=== PROBLEM STATEMENT ===
For this exercise, copy out each line of the material below that includes "screenshot".

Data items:
******

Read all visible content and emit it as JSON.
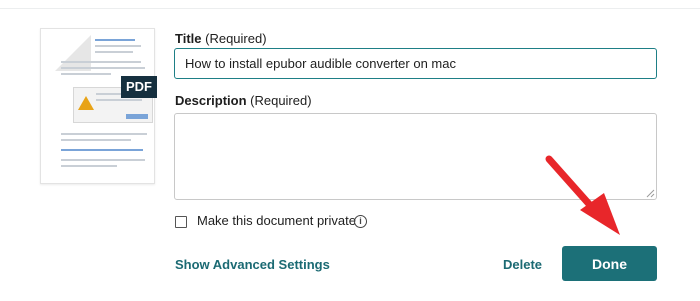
{
  "thumbnail": {
    "badge": "PDF"
  },
  "title_field": {
    "label": "Title",
    "hint": "(Required)",
    "value": "How to install epubor audible converter on mac"
  },
  "description_field": {
    "label": "Description",
    "hint": "(Required)",
    "value": ""
  },
  "privacy": {
    "label": "Make this document private",
    "checked": false,
    "info_glyph": "i"
  },
  "actions": {
    "advanced": "Show Advanced Settings",
    "delete": "Delete",
    "done": "Done"
  },
  "colors": {
    "accent": "#1c7078",
    "link": "#1b6a73",
    "annotation_arrow": "#e8262a",
    "pdf_badge": "#16303f"
  },
  "annotation": {
    "icon": "red-arrow-icon"
  }
}
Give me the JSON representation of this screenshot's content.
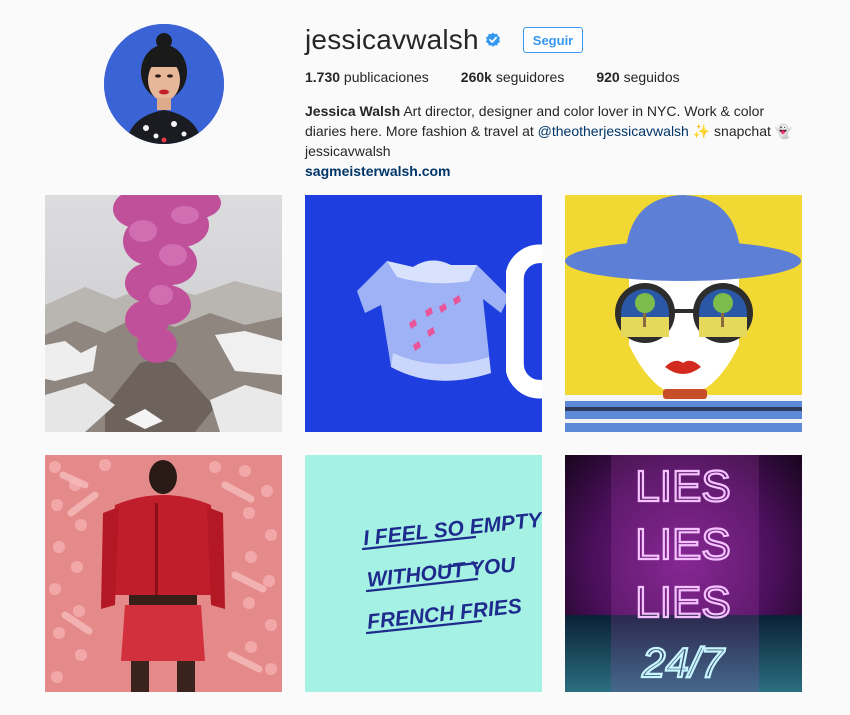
{
  "profile": {
    "username": "jessicavwalsh",
    "follow_label": "Seguir",
    "stats": {
      "posts_count": "1.730",
      "posts_label": " publicaciones",
      "followers_count": "260k",
      "followers_label": " seguidores",
      "following_count": "920",
      "following_label": " seguidos"
    },
    "bio": {
      "full_name": "Jessica Walsh",
      "text_1": " Art director, designer and color lover in NYC. Work & color diaries here. More fashion & travel at ",
      "mention": "@theotherjessicavwalsh",
      "text_2": " ✨ snapchat 👻 jessicavwalsh",
      "website": "sagmeisterwalsh.com"
    }
  },
  "posts": {
    "tile5_text": [
      "I FEEL SO EMPTY",
      "WITHOUT YOU",
      "FRENCH FRIES"
    ],
    "tile6_text": [
      "LIES",
      "LIES",
      "LIES",
      "24/7"
    ]
  },
  "colors": {
    "accent": "#3897f0",
    "link": "#003569"
  }
}
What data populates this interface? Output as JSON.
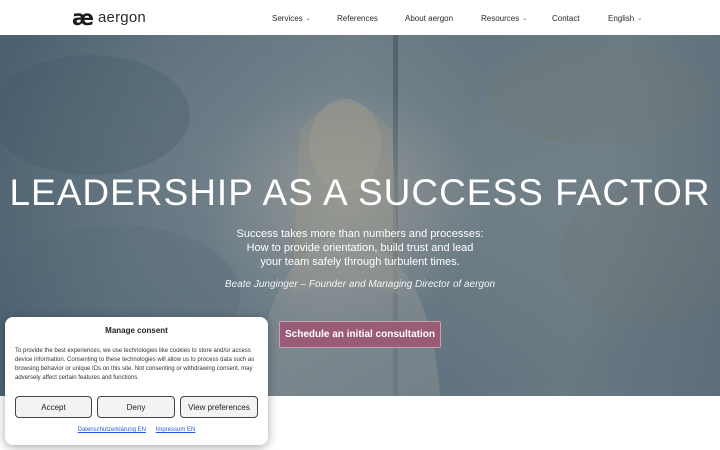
{
  "header": {
    "logo_mark": "æ",
    "logo_text": "aergon",
    "nav": [
      {
        "label": "Services",
        "has_dropdown": true
      },
      {
        "label": "References",
        "has_dropdown": false
      },
      {
        "label": "About aergon",
        "has_dropdown": false
      },
      {
        "label": "Resources",
        "has_dropdown": true
      },
      {
        "label": "Contact",
        "has_dropdown": false
      },
      {
        "label": "English",
        "has_dropdown": true
      }
    ],
    "chevron": "⌄"
  },
  "hero": {
    "title": "LEADERSHIP AS A SUCCESS FACTOR",
    "subtitle_lines": [
      "Success takes more than numbers and processes:",
      "How to provide orientation, build trust and lead",
      "your team safely through turbulent times."
    ],
    "quote": "Beate Junginger – Founder and Managing Director of aergon",
    "cta_label": "Schedule an initial consultation",
    "cta_color": "#9a5b76"
  },
  "consent": {
    "title": "Manage consent",
    "text": "To provide the best experiences, we use technologies like cookies to store and/or access device information. Consenting to these technologies will allow us to process data such as browsing behavior or unique IDs on this site. Not consenting or withdrawing consent, may adversely affect certain features and functions.",
    "accept_label": "Accept",
    "deny_label": "Deny",
    "preferences_label": "View preferences",
    "links": [
      "Datenschutzerklärung EN",
      "Impressum EN"
    ]
  }
}
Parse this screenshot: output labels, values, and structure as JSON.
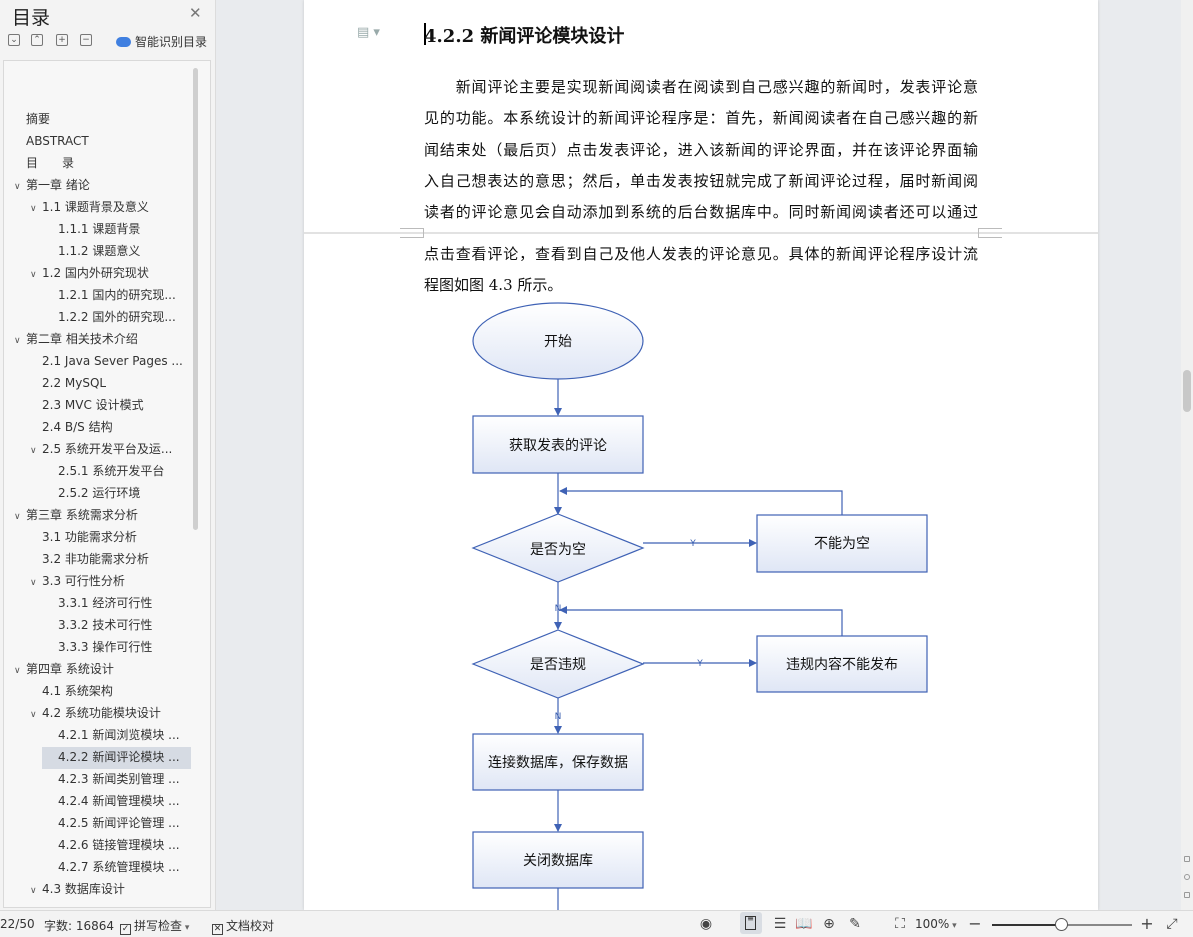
{
  "toc": {
    "title": "目录",
    "smart_label": "智能识别目录",
    "tools": [
      "⌄",
      "⌃",
      "+",
      "−"
    ],
    "items": [
      {
        "label": "摘要",
        "level": 0,
        "arrow": false
      },
      {
        "label": "ABSTRACT",
        "level": 0,
        "arrow": false
      },
      {
        "label": "目　　录",
        "level": 0,
        "arrow": false
      },
      {
        "label": "第一章  绪论",
        "level": 0,
        "arrow": true
      },
      {
        "label": "1.1  课题背景及意义",
        "level": 1,
        "arrow": true
      },
      {
        "label": "1.1.1  课题背景",
        "level": 2,
        "arrow": false
      },
      {
        "label": "1.1.2  课题意义",
        "level": 2,
        "arrow": false
      },
      {
        "label": "1.2  国内外研究现状",
        "level": 1,
        "arrow": true
      },
      {
        "label": "1.2.1  国内的研究现...",
        "level": 2,
        "arrow": false
      },
      {
        "label": "1.2.2  国外的研究现...",
        "level": 2,
        "arrow": false
      },
      {
        "label": "第二章  相关技术介绍",
        "level": 0,
        "arrow": true
      },
      {
        "label": "2.1 Java Sever Pages ...",
        "level": 1,
        "arrow": false
      },
      {
        "label": "2.2 MySQL",
        "level": 1,
        "arrow": false
      },
      {
        "label": "2.3 MVC 设计模式",
        "level": 1,
        "arrow": false
      },
      {
        "label": "2.4 B/S 结构",
        "level": 1,
        "arrow": false
      },
      {
        "label": "2.5 系统开发平台及运...",
        "level": 1,
        "arrow": true
      },
      {
        "label": "2.5.1  系统开发平台",
        "level": 2,
        "arrow": false
      },
      {
        "label": "2.5.2  运行环境",
        "level": 2,
        "arrow": false
      },
      {
        "label": "第三章  系统需求分析",
        "level": 0,
        "arrow": true
      },
      {
        "label": "3.1  功能需求分析",
        "level": 1,
        "arrow": false
      },
      {
        "label": "3.2  非功能需求分析",
        "level": 1,
        "arrow": false
      },
      {
        "label": "3.3  可行性分析",
        "level": 1,
        "arrow": true
      },
      {
        "label": "3.3.1  经济可行性",
        "level": 2,
        "arrow": false
      },
      {
        "label": "3.3.2  技术可行性",
        "level": 2,
        "arrow": false
      },
      {
        "label": "3.3.3  操作可行性",
        "level": 2,
        "arrow": false
      },
      {
        "label": "第四章  系统设计",
        "level": 0,
        "arrow": true
      },
      {
        "label": "4.1  系统架构",
        "level": 1,
        "arrow": false
      },
      {
        "label": "4.2  系统功能模块设计",
        "level": 1,
        "arrow": true
      },
      {
        "label": "4.2.1  新闻浏览模块 ...",
        "level": 2,
        "arrow": false
      },
      {
        "label": "4.2.2  新闻评论模块 ...",
        "level": 2,
        "arrow": false,
        "selected": true
      },
      {
        "label": "4.2.3  新闻类别管理 ...",
        "level": 2,
        "arrow": false
      },
      {
        "label": "4.2.4  新闻管理模块 ...",
        "level": 2,
        "arrow": false
      },
      {
        "label": "4.2.5  新闻评论管理 ...",
        "level": 2,
        "arrow": false
      },
      {
        "label": "4.2.6  链接管理模块 ...",
        "level": 2,
        "arrow": false
      },
      {
        "label": "4.2.7  系统管理模块 ...",
        "level": 2,
        "arrow": false
      },
      {
        "label": "4.3  数据库设计",
        "level": 1,
        "arrow": true
      }
    ]
  },
  "doc": {
    "heading": "4.2.2  新闻评论模块设计",
    "lines": [
      "　　新闻评论主要是实现新闻阅读者在阅读到自己感兴趣的新闻时，发表评论意",
      "见的功能。本系统设计的新闻评论程序是：首先，新闻阅读者在自己感兴趣的新",
      "闻结束处（最后页）点击发表评论，进入该新闻的评论界面，并在该评论界面输",
      "入自己想表达的意思；然后，单击发表按钮就完成了新闻评论过程，届时新闻阅",
      "读者的评论意见会自动添加到系统的后台数据库中。同时新闻阅读者还可以通过",
      "点击查看评论，查看到自己及他人发表的评论意见。具体的新闻评论程序设计流",
      "程图如图 4.3 所示。"
    ],
    "flowchart": {
      "start": "开始",
      "get_comment": "获取发表的评论",
      "is_empty": "是否为空",
      "cannot_empty": "不能为空",
      "is_violation": "是否违规",
      "violation_msg": "违规内容不能发布",
      "connect_db": "连接数据库，保存数据",
      "close_db": "关闭数据库",
      "yes": "Y",
      "no": "N"
    }
  },
  "status": {
    "page": "22/50",
    "word_count": "字数: 16864",
    "spell_check": "拼写检查",
    "doc_proof": "文档校对",
    "zoom": "100%",
    "zoom_fraction": 0.5
  },
  "colors": {
    "flow_stroke": "#3f62b5",
    "flow_fill_top": "#ffffff",
    "flow_fill_bottom": "#dfe6f5"
  }
}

******

=== OUTPUT FOR THIS EXERCISE ===
Give me the JSON representation of this screenshot's content.
Parse this screenshot: output labels, values, and structure as JSON.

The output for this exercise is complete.